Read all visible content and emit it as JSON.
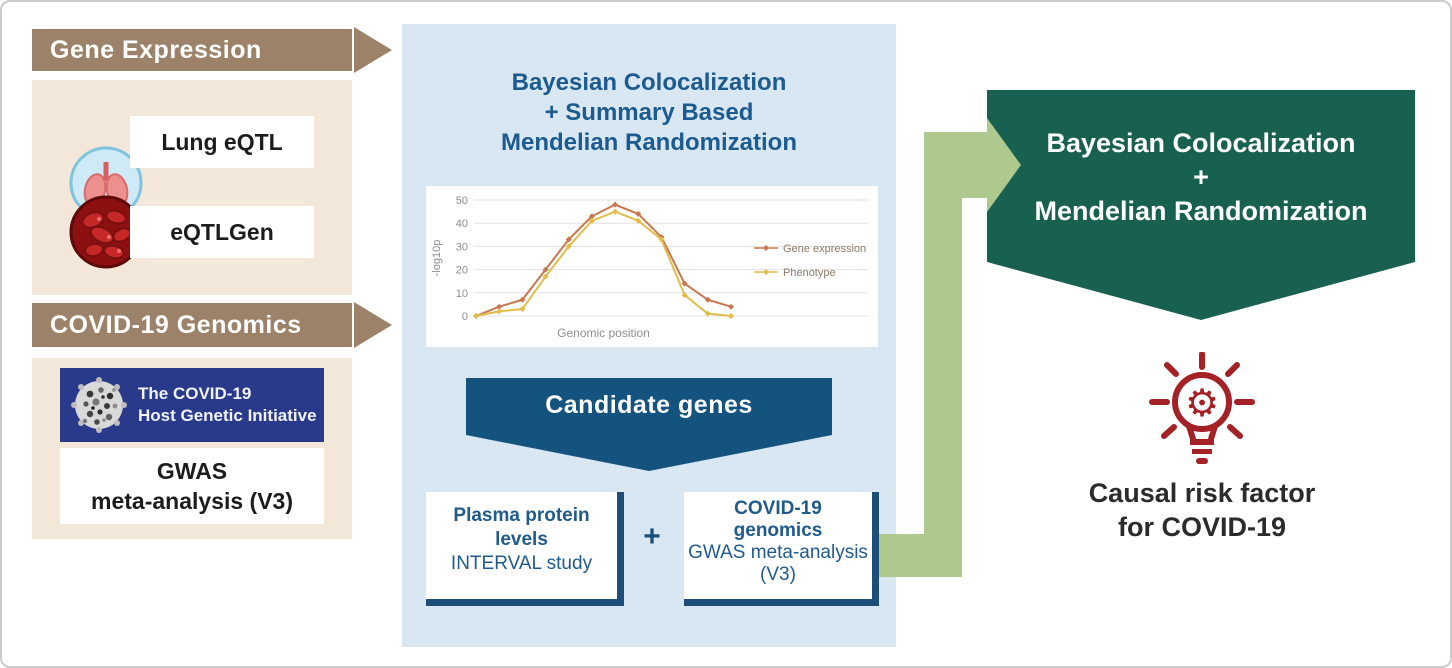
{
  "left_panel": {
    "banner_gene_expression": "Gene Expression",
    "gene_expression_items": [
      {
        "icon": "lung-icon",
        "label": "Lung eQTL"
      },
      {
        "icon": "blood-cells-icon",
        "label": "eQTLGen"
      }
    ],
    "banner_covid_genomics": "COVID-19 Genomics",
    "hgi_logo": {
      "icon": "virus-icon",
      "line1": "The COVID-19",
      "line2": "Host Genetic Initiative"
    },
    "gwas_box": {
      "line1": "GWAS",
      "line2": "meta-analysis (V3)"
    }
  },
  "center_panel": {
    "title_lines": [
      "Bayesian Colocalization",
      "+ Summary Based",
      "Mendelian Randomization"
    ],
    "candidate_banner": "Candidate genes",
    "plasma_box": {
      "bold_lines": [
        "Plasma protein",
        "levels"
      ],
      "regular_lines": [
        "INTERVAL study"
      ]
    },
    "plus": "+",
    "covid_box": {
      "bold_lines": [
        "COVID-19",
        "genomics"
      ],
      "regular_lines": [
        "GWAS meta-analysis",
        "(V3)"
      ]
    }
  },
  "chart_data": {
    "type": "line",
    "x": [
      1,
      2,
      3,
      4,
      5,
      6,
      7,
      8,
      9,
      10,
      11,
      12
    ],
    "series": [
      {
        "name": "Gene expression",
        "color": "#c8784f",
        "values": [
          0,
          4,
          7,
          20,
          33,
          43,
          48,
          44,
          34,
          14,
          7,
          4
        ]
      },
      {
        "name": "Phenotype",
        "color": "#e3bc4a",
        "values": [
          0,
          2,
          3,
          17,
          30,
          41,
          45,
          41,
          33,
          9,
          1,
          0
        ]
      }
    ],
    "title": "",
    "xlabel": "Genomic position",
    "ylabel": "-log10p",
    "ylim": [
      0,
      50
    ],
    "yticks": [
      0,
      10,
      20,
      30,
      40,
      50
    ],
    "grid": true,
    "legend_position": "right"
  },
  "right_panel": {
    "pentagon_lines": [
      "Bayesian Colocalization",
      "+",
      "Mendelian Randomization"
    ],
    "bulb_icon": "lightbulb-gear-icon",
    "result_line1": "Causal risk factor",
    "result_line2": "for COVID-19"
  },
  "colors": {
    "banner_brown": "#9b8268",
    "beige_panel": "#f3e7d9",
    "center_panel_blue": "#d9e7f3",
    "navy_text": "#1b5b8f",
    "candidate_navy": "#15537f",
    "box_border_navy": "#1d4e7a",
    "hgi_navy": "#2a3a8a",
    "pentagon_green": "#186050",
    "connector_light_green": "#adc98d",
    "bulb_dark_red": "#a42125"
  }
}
□ □ □
* The task
The material above holds pictures; copy everything else in it exactly.

* Response to this exercise
Read all visible content and emit it as JSON.
{
  "left_panel": {
    "banner_gene_expression": "Gene Expression",
    "gene_expression_items": [
      {
        "icon": "lung-icon",
        "label": "Lung eQTL"
      },
      {
        "icon": "blood-cells-icon",
        "label": "eQTLGen"
      }
    ],
    "banner_covid_genomics": "COVID-19 Genomics",
    "hgi_logo": {
      "icon": "virus-icon",
      "line1": "The COVID-19",
      "line2": "Host Genetic Initiative"
    },
    "gwas_box": {
      "line1": "GWAS",
      "line2": "meta-analysis (V3)"
    }
  },
  "center_panel": {
    "title_lines": [
      "Bayesian Colocalization",
      "+ Summary Based",
      "Mendelian Randomization"
    ],
    "candidate_banner": "Candidate genes",
    "plasma_box": {
      "bold_lines": [
        "Plasma protein",
        "levels"
      ],
      "regular_lines": [
        "INTERVAL study"
      ]
    },
    "plus": "+",
    "covid_box": {
      "bold_lines": [
        "COVID-19",
        "genomics"
      ],
      "regular_lines": [
        "GWAS meta-analysis",
        "(V3)"
      ]
    }
  },
  "chart_data": {
    "type": "line",
    "x": [
      1,
      2,
      3,
      4,
      5,
      6,
      7,
      8,
      9,
      10,
      11,
      12
    ],
    "series": [
      {
        "name": "Gene expression",
        "color": "#c8784f",
        "values": [
          0,
          4,
          7,
          20,
          33,
          43,
          48,
          44,
          34,
          14,
          7,
          4
        ]
      },
      {
        "name": "Phenotype",
        "color": "#e3bc4a",
        "values": [
          0,
          2,
          3,
          17,
          30,
          41,
          45,
          41,
          33,
          9,
          1,
          0
        ]
      }
    ],
    "title": "",
    "xlabel": "Genomic position",
    "ylabel": "-log10p",
    "ylim": [
      0,
      50
    ],
    "yticks": [
      0,
      10,
      20,
      30,
      40,
      50
    ],
    "grid": true,
    "legend_position": "right"
  },
  "right_panel": {
    "pentagon_lines": [
      "Bayesian Colocalization",
      "+",
      "Mendelian Randomization"
    ],
    "bulb_icon": "lightbulb-gear-icon",
    "result_line1": "Causal risk factor",
    "result_line2": "for COVID-19"
  },
  "colors": {
    "banner_brown": "#9b8268",
    "beige_panel": "#f3e7d9",
    "center_panel_blue": "#d9e7f3",
    "navy_text": "#1b5b8f",
    "candidate_navy": "#15537f",
    "box_border_navy": "#1d4e7a",
    "hgi_navy": "#2a3a8a",
    "pentagon_green": "#186050",
    "connector_light_green": "#adc98d",
    "bulb_dark_red": "#a42125"
  }
}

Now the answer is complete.